● **Requirements**
[1] In the Black Balloons campaign article, which communication agency created the videos?
[2] Write out the passage of the Black Balloons campaign article that runs from "Screenshot of the" to "featuring black balloons.".
[3] Translate this sentence from the Black Balloons campaign article into Spanish: "The campaign was an initiative of Sustainability Victoria."
─── Excerpt to read
The Black Balloons awareness campaign

Student Work
Black balloons 1

Screenshot of the “Greenhouse gas” TV ad –Victorian Government, Melbourne

In 2006 the Government of Victoria, Australia launched a new campaign “You have the power. Save Energy” aiming at encouraging energy savings and raising awareness about climate change. The campaign was an initiative of Sustainability Victoria. It consisted mainly in a series of videos: the “Black Balloons” awareness campaign, created by George Patterson Y&R communication agency, but also included a newspaper campaign. Six commercials were made, 30 to 45 seconds long, each making visible greenhouse gas emissions from houses by featuring black balloons.

Through different videos, the campaign targets different audiences using various discourses to raise awareness on the issue of climate change. The video above is about greenhouse gas emission in general and the final scene shows balloons flying up in the sky – relating to the idea of global impact. Another one focuses on children and future generations featuring a mother and her infant in a kitchen, others also focus on lighting (link) or air conditioning (link) providing tips and example of simple actions to save energy and act on climate change by changing behaviors.

Overall, the balloon metaphor helps the viewers to associate energy consumption and the amount of carbon released into the air, by making visible the invisible.

Capture d’écran 2014-12-14 à 19.23.43

Screenshots from the “Black Balloons – Full house” TV ad

Each video ends with the same message “You have the power to make a difference to climate change” addressing directly the individuals. It is not only an awareness campaign, but it also aims at encouraging people to act. In order to convince them, the campaign employs numerous tools and discourses. It uses rational incentives, by focusing on individual benefices linked to saving energy, such as saving money while acting for the planet. Another main discourse is linked to emotional triggers. First, everyone can relate to the campaign, as energy consumption is an everyday matter, and everyone uses at least one type of the featuring appliances every day. Second, the ambiance created by the selected music and slow-moving, menacing balloons create a feeling of fear.

Some pictures real hold the attention, seeing a room or a house full (link) of black balloons has something of terrifying about it. Some concerns rise about our safety and the perceived comfort we have as we are surrounded by all these electrical appliances. Greenhouse gases are rendered tangible and appear as a danger being all around us. The viewer perceives the danger, but the people featuring in the videos do not notice the balloons emerging around them and flying around the house, which makes the TVC even more vibrant. Another emotional trigger is the omnipresence of children and family on the campaign. We see families gathered around a meal not worrying although the ceiling above them is covered with black balloons. In the video with the infant in the kitchen, the child sees the balloons but the mother is not aware of their presence.
──────
─── Material
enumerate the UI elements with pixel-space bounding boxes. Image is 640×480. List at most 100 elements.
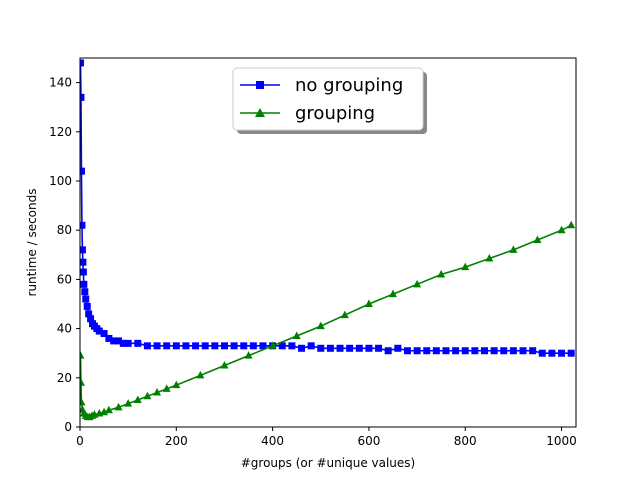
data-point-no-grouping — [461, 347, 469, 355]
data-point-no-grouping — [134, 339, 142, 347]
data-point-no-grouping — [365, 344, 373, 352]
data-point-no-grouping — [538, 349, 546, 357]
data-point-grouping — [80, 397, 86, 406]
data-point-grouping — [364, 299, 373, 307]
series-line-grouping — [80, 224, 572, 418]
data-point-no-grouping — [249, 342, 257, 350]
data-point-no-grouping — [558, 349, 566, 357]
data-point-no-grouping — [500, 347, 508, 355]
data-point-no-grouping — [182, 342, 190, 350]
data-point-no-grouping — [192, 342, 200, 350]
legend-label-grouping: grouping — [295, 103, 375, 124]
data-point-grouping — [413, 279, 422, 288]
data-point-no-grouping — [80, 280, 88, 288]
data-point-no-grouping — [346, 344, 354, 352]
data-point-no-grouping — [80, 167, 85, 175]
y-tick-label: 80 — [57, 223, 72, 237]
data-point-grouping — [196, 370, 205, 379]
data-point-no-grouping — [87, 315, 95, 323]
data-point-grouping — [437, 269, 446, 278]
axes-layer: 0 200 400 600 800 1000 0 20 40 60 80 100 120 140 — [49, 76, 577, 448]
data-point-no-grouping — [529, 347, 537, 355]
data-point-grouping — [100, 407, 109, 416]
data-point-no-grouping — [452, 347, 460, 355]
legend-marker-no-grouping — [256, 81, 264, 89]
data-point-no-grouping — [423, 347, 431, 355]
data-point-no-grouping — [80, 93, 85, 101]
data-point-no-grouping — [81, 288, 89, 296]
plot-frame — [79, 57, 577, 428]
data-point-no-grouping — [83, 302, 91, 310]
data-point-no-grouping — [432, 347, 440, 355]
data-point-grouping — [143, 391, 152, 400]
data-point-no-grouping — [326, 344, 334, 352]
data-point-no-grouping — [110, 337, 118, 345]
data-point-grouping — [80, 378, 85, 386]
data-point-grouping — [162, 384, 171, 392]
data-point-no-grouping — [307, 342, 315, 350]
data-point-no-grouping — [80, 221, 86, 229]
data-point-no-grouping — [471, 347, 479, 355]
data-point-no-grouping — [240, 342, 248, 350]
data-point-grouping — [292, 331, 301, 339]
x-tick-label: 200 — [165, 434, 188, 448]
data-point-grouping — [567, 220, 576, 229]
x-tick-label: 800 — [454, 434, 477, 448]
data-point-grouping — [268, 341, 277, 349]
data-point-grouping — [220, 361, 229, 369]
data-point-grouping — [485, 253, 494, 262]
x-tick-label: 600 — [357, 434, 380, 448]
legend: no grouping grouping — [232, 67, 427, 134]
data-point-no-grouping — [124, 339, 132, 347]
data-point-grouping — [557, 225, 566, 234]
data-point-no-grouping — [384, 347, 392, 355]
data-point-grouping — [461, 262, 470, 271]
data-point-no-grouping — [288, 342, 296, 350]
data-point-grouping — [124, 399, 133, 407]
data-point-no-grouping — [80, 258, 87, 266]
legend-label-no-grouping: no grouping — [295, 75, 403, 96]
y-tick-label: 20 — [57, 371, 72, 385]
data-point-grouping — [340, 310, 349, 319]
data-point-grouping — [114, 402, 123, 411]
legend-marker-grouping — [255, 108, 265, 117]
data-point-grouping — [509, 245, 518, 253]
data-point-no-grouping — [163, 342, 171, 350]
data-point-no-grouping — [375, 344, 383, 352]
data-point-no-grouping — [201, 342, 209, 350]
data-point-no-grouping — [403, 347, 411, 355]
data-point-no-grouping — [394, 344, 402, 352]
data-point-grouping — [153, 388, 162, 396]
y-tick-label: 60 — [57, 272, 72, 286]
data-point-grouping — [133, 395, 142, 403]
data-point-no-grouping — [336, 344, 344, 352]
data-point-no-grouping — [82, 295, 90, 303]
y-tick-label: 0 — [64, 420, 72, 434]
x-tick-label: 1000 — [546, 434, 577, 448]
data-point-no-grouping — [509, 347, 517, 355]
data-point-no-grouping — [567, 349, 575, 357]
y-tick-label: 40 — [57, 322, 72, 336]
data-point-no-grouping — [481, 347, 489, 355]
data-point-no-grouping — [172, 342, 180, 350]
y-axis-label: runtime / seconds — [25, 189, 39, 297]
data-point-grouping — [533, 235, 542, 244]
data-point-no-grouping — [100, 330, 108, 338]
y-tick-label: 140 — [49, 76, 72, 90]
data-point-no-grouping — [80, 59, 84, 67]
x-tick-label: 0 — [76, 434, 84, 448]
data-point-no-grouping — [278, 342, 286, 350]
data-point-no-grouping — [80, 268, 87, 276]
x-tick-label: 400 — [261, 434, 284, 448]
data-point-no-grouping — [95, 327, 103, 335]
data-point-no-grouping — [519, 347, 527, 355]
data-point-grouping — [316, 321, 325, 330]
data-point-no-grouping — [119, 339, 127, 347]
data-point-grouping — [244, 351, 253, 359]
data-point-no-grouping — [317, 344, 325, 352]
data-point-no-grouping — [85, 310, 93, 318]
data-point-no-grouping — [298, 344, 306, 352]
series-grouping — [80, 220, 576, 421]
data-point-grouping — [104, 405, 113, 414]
──────
─── Material
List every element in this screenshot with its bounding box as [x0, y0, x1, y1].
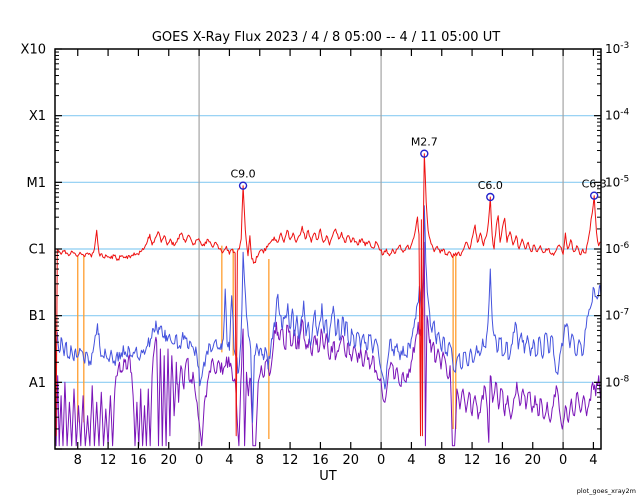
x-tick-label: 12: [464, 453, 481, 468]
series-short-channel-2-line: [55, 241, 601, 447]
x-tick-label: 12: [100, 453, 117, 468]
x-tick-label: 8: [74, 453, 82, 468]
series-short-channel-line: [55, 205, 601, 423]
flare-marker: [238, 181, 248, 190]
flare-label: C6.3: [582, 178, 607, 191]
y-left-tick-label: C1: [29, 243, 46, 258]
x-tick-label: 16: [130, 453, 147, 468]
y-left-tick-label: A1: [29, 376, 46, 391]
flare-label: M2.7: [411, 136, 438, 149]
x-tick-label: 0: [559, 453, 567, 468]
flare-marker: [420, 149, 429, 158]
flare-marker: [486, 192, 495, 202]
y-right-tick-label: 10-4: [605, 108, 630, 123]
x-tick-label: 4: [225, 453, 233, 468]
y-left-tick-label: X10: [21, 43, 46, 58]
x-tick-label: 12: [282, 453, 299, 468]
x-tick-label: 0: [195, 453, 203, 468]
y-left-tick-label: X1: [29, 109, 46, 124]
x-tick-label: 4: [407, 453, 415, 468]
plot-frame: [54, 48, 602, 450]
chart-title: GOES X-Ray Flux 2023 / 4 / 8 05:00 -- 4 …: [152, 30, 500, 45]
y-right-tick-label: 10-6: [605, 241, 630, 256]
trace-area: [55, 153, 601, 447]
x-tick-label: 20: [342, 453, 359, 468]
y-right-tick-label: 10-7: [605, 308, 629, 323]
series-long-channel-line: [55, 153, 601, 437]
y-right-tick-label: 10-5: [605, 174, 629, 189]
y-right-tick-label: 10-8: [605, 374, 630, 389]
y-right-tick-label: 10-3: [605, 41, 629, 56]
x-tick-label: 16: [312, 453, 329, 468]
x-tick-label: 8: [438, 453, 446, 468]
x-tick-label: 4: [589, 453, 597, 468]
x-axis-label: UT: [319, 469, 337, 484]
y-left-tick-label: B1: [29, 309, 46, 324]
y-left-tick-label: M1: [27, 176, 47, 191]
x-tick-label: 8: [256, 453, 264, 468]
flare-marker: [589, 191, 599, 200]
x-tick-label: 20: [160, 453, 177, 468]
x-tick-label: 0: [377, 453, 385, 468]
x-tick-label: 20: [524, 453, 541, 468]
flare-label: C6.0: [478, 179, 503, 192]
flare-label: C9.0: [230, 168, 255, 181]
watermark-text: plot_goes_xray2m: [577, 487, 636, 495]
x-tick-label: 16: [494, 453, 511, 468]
──────
● **The solutions**
[1] George Patterson Y&R

[2]
Screenshot of the “Greenhouse gas” TV ad –Victorian Government, Melbourne

In 2006 the Government of Victoria, Australia launched a new campaign “You have the power. Save Energy” aiming at encouraging energy savings and raising awareness about climate change. The campaign was an initiative of Sustainability Victoria. It consisted mainly in a series of videos: the “Black Balloons” awareness campaign, created by George Patterson Y&R communication agency, but also included a newspaper campaign. Six commercials were made, 30 to 45 seconds long, each making visible greenhouse gas emissions from houses by featuring black balloons.

[3] La campaña fue una iniciativa de Sustainability Victoria.